### The task
Find the lines in the records below that contain "title", and report each of them.

[Dataset records]
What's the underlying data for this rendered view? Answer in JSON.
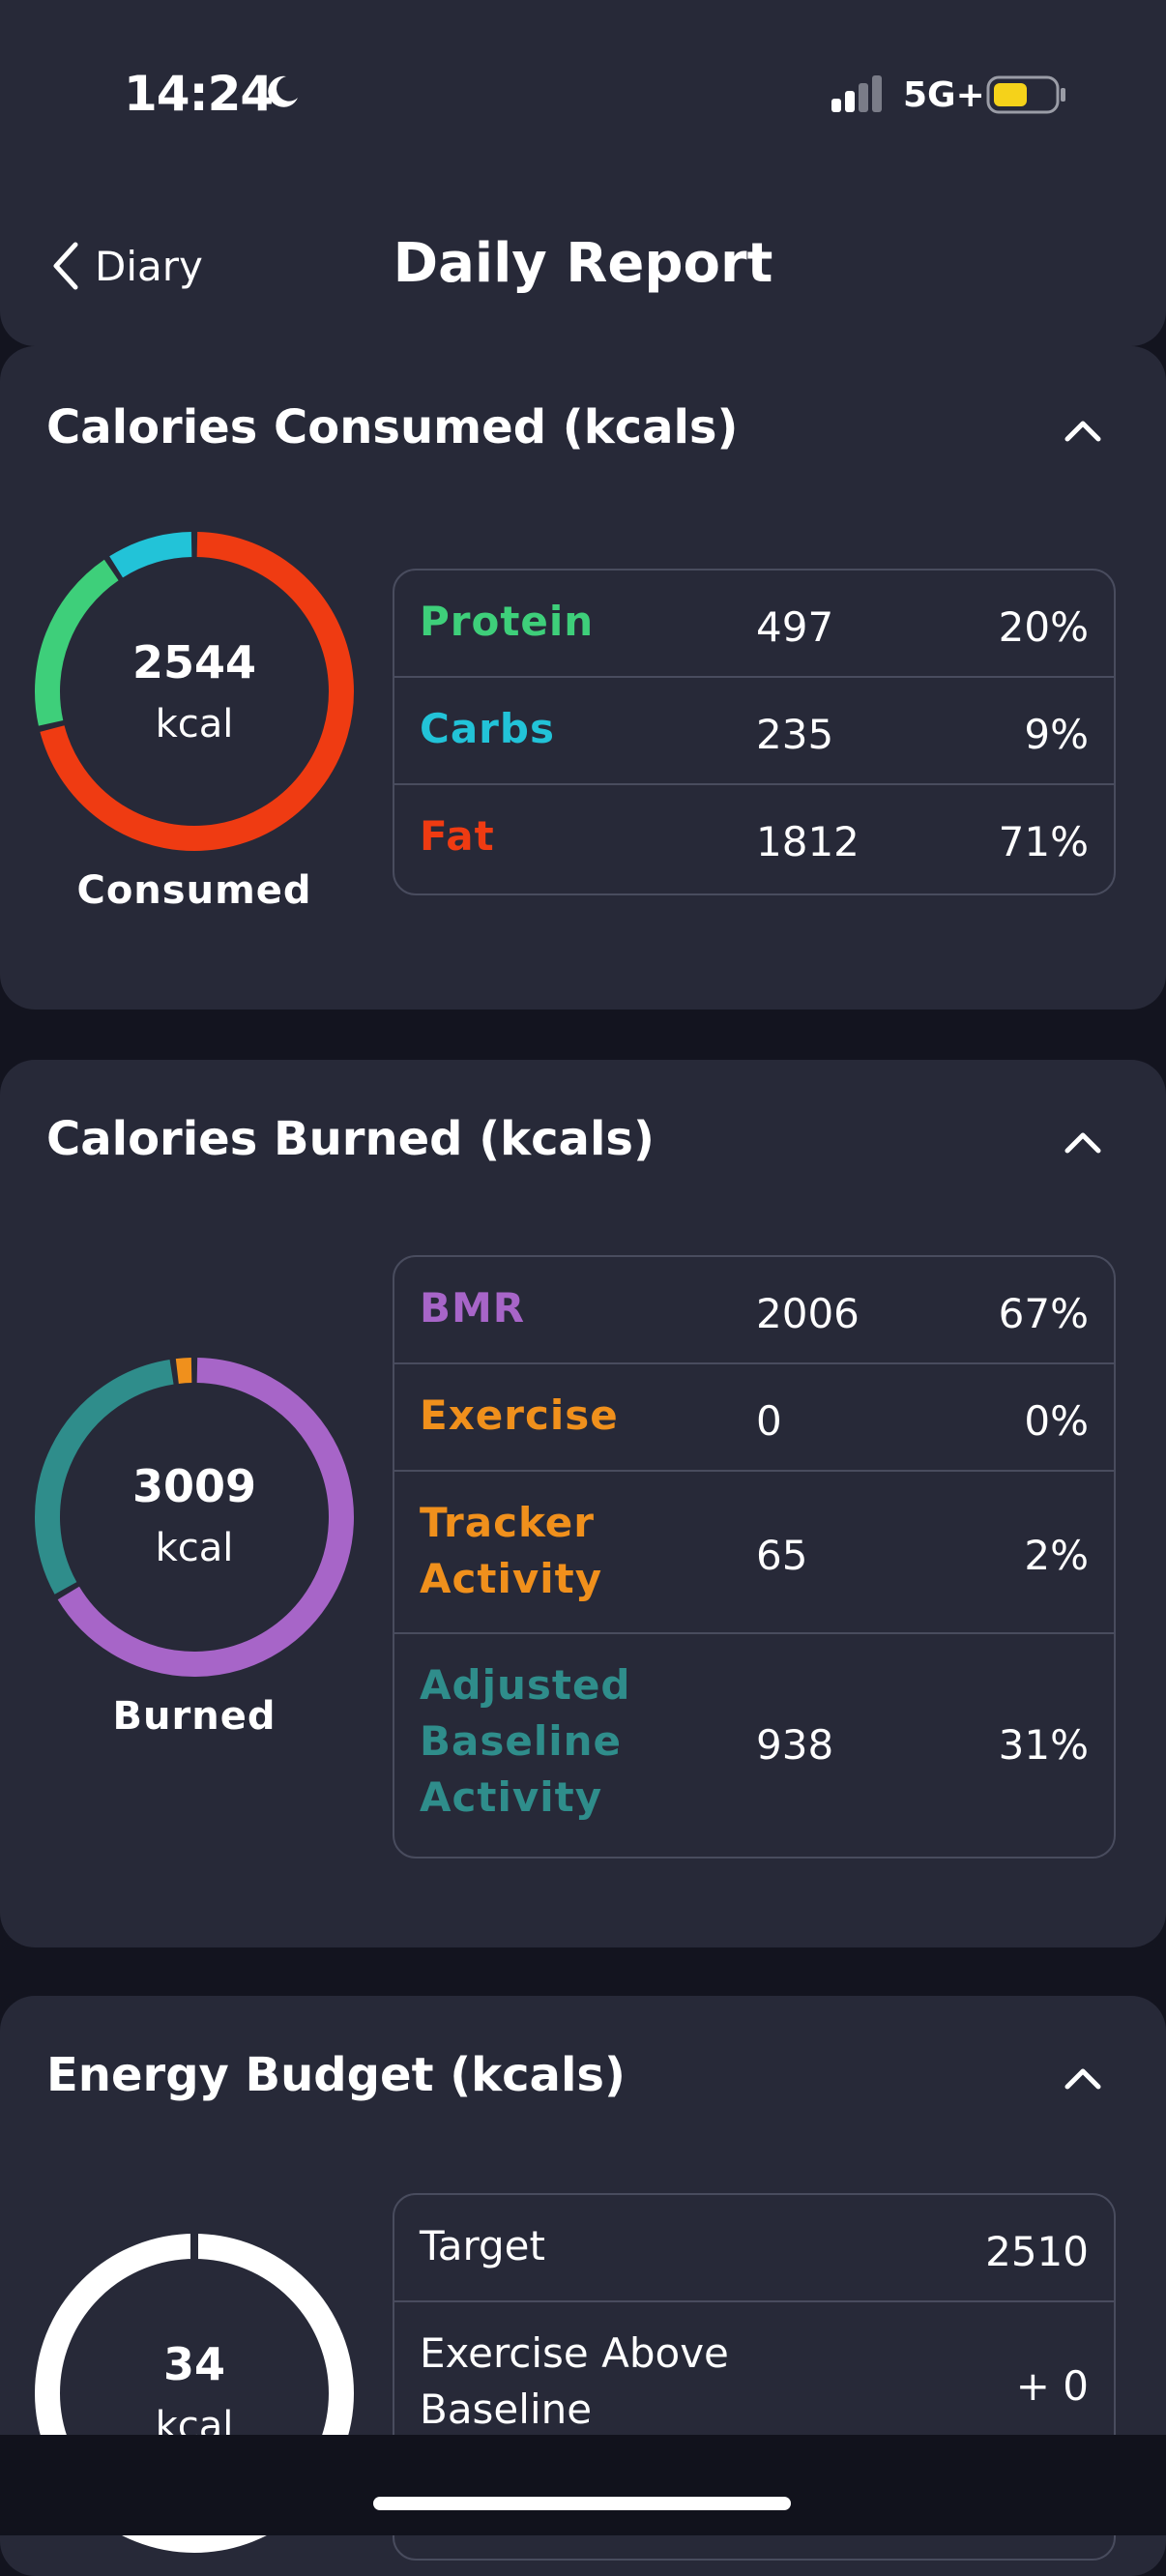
{
  "status": {
    "time": "14:24",
    "network": "5G+"
  },
  "header": {
    "back_label": "Diary",
    "title": "Daily Report"
  },
  "consumed": {
    "title": "Calories Consumed (kcals)",
    "total": "2544",
    "unit": "kcal",
    "caption": "Consumed",
    "rows": [
      {
        "label": "Protein",
        "value": "497",
        "pct": "20%",
        "color": "#3ecf7a"
      },
      {
        "label": "Carbs",
        "value": "235",
        "pct": "9%",
        "color": "#22c3d8"
      },
      {
        "label": "Fat",
        "value": "1812",
        "pct": "71%",
        "color": "#ef3b12"
      }
    ]
  },
  "burned": {
    "title": "Calories Burned (kcals)",
    "total": "3009",
    "unit": "kcal",
    "caption": "Burned",
    "rows": [
      {
        "label": "BMR",
        "value": "2006",
        "pct": "67%",
        "color": "#a765c8"
      },
      {
        "label": "Exercise",
        "value": "0",
        "pct": "0%",
        "color": "#f0901c"
      },
      {
        "label": "Tracker Activity",
        "label_lines": [
          "Tracker",
          "Activity"
        ],
        "value": "65",
        "pct": "2%",
        "color": "#f0901c"
      },
      {
        "label": "Adjusted Baseline Activity",
        "label_lines": [
          "Adjusted",
          "Baseline",
          "Activity"
        ],
        "value": "938",
        "pct": "31%",
        "color": "#2f8d8b"
      }
    ]
  },
  "budget": {
    "title": "Energy Budget (kcals)",
    "total": "34",
    "unit": "kcal",
    "rows": [
      {
        "label": "Target",
        "value": "2510"
      },
      {
        "label": "Exercise Above Baseline",
        "label_lines": [
          "Exercise Above",
          "Baseline"
        ],
        "value": "+ 0"
      }
    ]
  },
  "colors": {
    "background": "#13141f",
    "card": "#272938",
    "border": "#494c5e"
  },
  "icons": [
    "moon-icon",
    "signal-icon",
    "battery-icon",
    "chevron-left-icon",
    "chevron-up-icon"
  ]
}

### Reply
    "title": "Daily Report"
    "title": "Calories Consumed (kcals)",
    "title": "Calories Burned (kcals)",
    "title": "Energy Budget (kcals)",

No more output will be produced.